EXERCISE TASK = State how many lines of the entries hold the string "bars", and output nothing but that count.

PROVIDED MATERIAL =
##########

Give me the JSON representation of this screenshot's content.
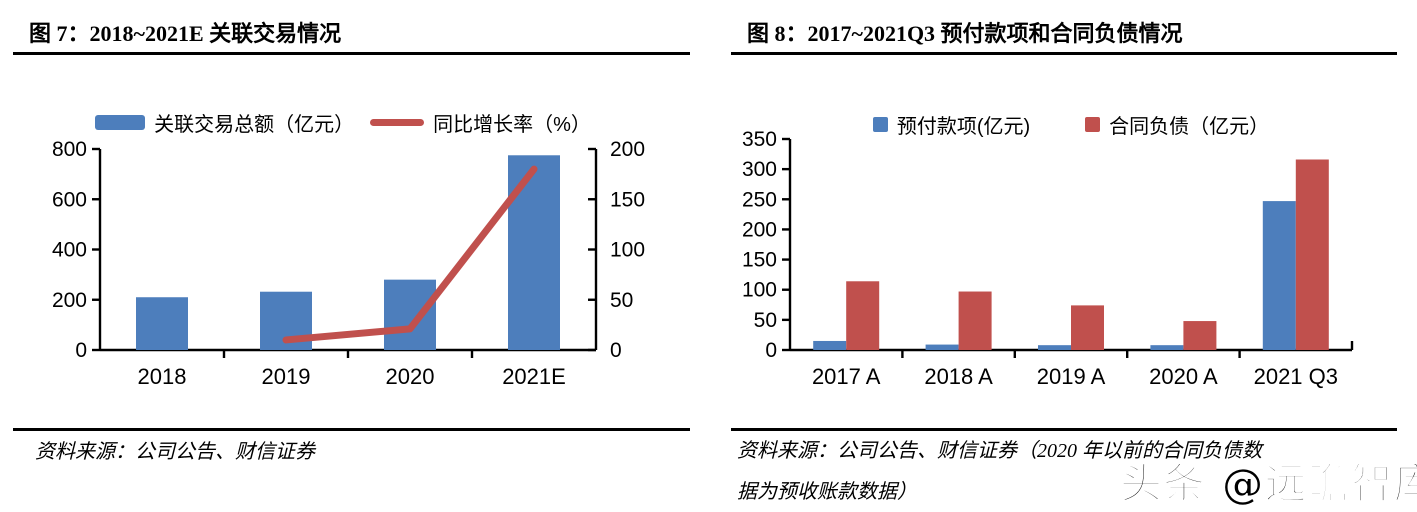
{
  "figure7": {
    "title": "图 7：2018~2021E 关联交易情况",
    "source": "资料来源：公司公告、财信证券"
  },
  "figure8": {
    "title": "图 8：2017~2021Q3 预付款项和合同负债情况",
    "source_line1": "资料来源：公司公告、财信证券（2020 年以前的合同负债数",
    "source_line2": "据为预收账款数据）"
  },
  "watermark": "头条 @远瞻智库",
  "colors": {
    "bar_blue": "#4d7ebc",
    "bar_red": "#c0504d",
    "axis": "#000000"
  },
  "chart_data": [
    {
      "type": "bar",
      "subtype": "bars with line on secondary axis",
      "title": "2018~2021E 关联交易情况",
      "categories": [
        "2018",
        "2019",
        "2020",
        "2021E"
      ],
      "series": [
        {
          "name": "关联交易总额（亿元）",
          "kind": "bar",
          "axis": "left",
          "color": "#4d7ebc",
          "values": [
            210,
            232,
            280,
            775
          ]
        },
        {
          "name": "同比增长率（%）",
          "kind": "line",
          "axis": "right",
          "color": "#c0504d",
          "values": [
            null,
            10,
            21,
            180
          ]
        }
      ],
      "left_axis": {
        "min": 0,
        "max": 800,
        "ticks": [
          0,
          200,
          400,
          600,
          800
        ]
      },
      "right_axis": {
        "min": 0,
        "max": 200,
        "ticks": [
          0,
          50,
          100,
          150,
          200
        ]
      },
      "legend_position": "top",
      "grid": false
    },
    {
      "type": "bar",
      "subtype": "grouped bars",
      "title": "2017~2021Q3 预付款项和合同负债情况",
      "categories": [
        "2017 A",
        "2018 A",
        "2019 A",
        "2020 A",
        "2021 Q3"
      ],
      "series": [
        {
          "name": "预付款项(亿元)",
          "kind": "bar",
          "color": "#4d7ebc",
          "values": [
            15,
            9,
            8,
            8,
            247
          ]
        },
        {
          "name": "合同负债（亿元）",
          "kind": "bar",
          "color": "#c0504d",
          "values": [
            114,
            97,
            74,
            48,
            316
          ]
        }
      ],
      "y_axis": {
        "min": 0,
        "max": 350,
        "ticks": [
          0,
          50,
          100,
          150,
          200,
          250,
          300,
          350
        ]
      },
      "legend_position": "top",
      "grid": false
    }
  ]
}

##########

COMPLETE ANSWER = 2